PROBLEM TO SOLVE >>
All of the lines below are to be printed again exactly; images are excluded from the output.

--- Begin INPUT ---

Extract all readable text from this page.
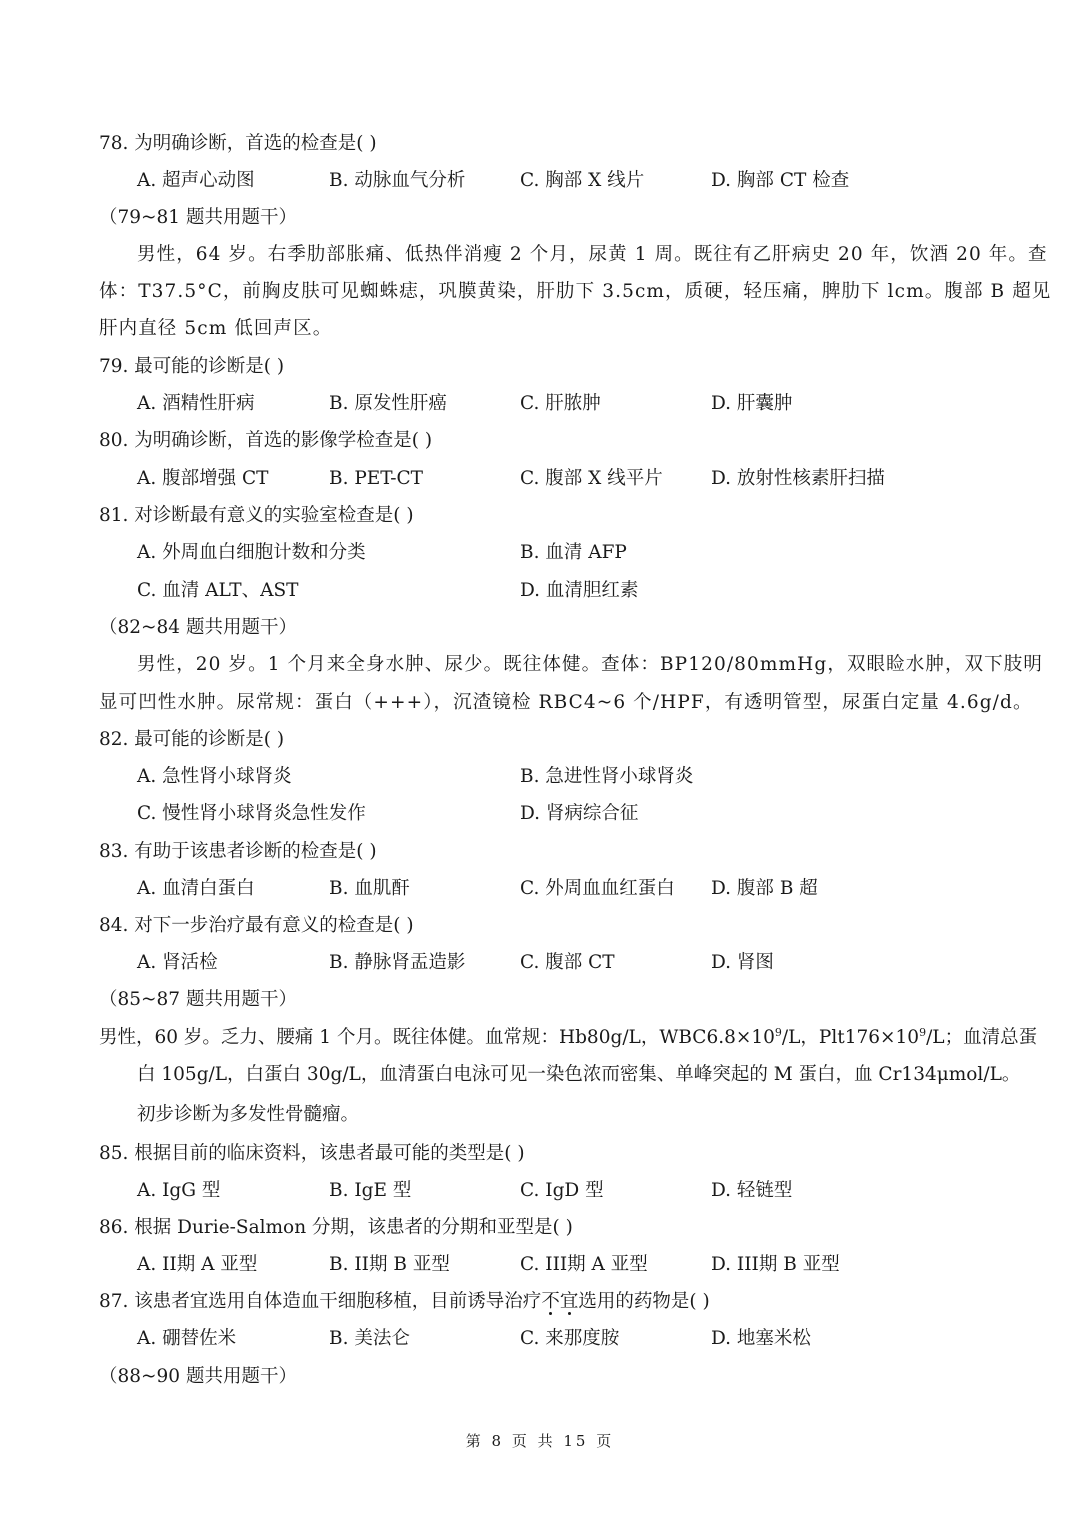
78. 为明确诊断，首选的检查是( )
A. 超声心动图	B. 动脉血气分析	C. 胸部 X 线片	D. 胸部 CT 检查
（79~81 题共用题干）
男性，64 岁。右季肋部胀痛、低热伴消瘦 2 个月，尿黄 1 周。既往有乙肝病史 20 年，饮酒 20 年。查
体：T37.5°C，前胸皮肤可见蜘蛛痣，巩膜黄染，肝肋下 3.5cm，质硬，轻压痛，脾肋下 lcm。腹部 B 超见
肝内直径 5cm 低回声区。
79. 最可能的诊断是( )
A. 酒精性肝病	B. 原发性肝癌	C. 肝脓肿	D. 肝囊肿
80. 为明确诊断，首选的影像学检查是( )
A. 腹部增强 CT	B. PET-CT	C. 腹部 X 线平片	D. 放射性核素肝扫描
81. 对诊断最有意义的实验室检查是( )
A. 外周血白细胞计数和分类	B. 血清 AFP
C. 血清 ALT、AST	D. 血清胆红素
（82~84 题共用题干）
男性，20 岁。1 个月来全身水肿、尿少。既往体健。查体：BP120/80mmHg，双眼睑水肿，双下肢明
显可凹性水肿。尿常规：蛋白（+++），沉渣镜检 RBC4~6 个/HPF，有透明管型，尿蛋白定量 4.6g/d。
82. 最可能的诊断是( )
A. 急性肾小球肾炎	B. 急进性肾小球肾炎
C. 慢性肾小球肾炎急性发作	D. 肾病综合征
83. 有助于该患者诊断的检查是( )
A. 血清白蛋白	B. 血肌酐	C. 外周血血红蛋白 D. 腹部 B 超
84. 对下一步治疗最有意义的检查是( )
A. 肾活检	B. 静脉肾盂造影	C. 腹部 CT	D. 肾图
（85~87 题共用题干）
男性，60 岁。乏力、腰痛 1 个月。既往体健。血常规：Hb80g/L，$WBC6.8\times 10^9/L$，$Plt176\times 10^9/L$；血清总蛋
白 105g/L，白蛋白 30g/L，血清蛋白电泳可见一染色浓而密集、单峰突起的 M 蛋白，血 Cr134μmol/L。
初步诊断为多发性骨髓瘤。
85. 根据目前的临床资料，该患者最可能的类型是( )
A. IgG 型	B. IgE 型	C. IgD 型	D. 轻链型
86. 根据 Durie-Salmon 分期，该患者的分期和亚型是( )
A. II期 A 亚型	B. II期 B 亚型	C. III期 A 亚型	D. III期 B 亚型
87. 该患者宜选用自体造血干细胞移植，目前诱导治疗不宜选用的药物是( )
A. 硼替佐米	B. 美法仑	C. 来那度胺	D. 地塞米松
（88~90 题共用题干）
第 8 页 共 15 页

--- End INPUT ---

ANSWER TO THIS EXERCISE >>
Extract all readable text from this page.
78. 为明确诊断，首选的检查是( )
A. 超声心动图	B. 动脉血气分析	C. 胸部 X 线片	D. 胸部 CT 检查
（79~81 题共用题干）
男性，64 岁。右季肋部胀痛、低热伴消瘦 2 个月，尿黄 1 周。既往有乙肝病史 20 年，饮酒 20 年。查
体：T37.5°C，前胸皮肤可见蜘蛛痣，巩膜黄染，肝肋下 3.5cm，质硬，轻压痛，脾肋下 lcm。腹部 B 超见
肝内直径 5cm 低回声区。
79. 最可能的诊断是( )
A. 酒精性肝病	B. 原发性肝癌	C. 肝脓肿	D. 肝囊肿
80. 为明确诊断，首选的影像学检查是( )
A. 腹部增强 CT	B. PET-CT	C. 腹部 X 线平片	D. 放射性核素肝扫描
81. 对诊断最有意义的实验室检查是( )
A. 外周血白细胞计数和分类	B. 血清 AFP
C. 血清 ALT、AST	D. 血清胆红素
（82~84 题共用题干）
男性，20 岁。1 个月来全身水肿、尿少。既往体健。查体：BP120/80mmHg，双眼睑水肿，双下肢明
显可凹性水肿。尿常规：蛋白（+++），沉渣镜检 RBC4~6 个/HPF，有透明管型，尿蛋白定量 4.6g/d。
82. 最可能的诊断是( )
A. 急性肾小球肾炎	B. 急进性肾小球肾炎
C. 慢性肾小球肾炎急性发作	D. 肾病综合征
83. 有助于该患者诊断的检查是( )
A. 血清白蛋白	B. 血肌酐	C. 外周血血红蛋白 D. 腹部 B 超
84. 对下一步治疗最有意义的检查是( )
A. 肾活检	B. 静脉肾盂造影	C. 腹部 CT	D. 肾图
（85~87 题共用题干）
男性，60 岁。乏力、腰痛 1 个月。既往体健。血常规：Hb80g/L，$WBC6.8\times 10^9/L$，$Plt176\times 10^9/L$；血清总蛋
白 105g/L，白蛋白 30g/L，血清蛋白电泳可见一染色浓而密集、单峰突起的 M 蛋白，血 Cr134μmol/L。
初步诊断为多发性骨髓瘤。
85. 根据目前的临床资料，该患者最可能的类型是( )
A. IgG 型	B. IgE 型	C. IgD 型	D. 轻链型
86. 根据 Durie-Salmon 分期，该患者的分期和亚型是( )
A. II期 A 亚型	B. II期 B 亚型	C. III期 A 亚型	D. III期 B 亚型
87. 该患者宜选用自体造血干细胞移植，目前诱导治疗不宜选用的药物是( )
A. 硼替佐米	B. 美法仑	C. 来那度胺	D. 地塞米松
（88~90 题共用题干）
第 8 页 共 15 页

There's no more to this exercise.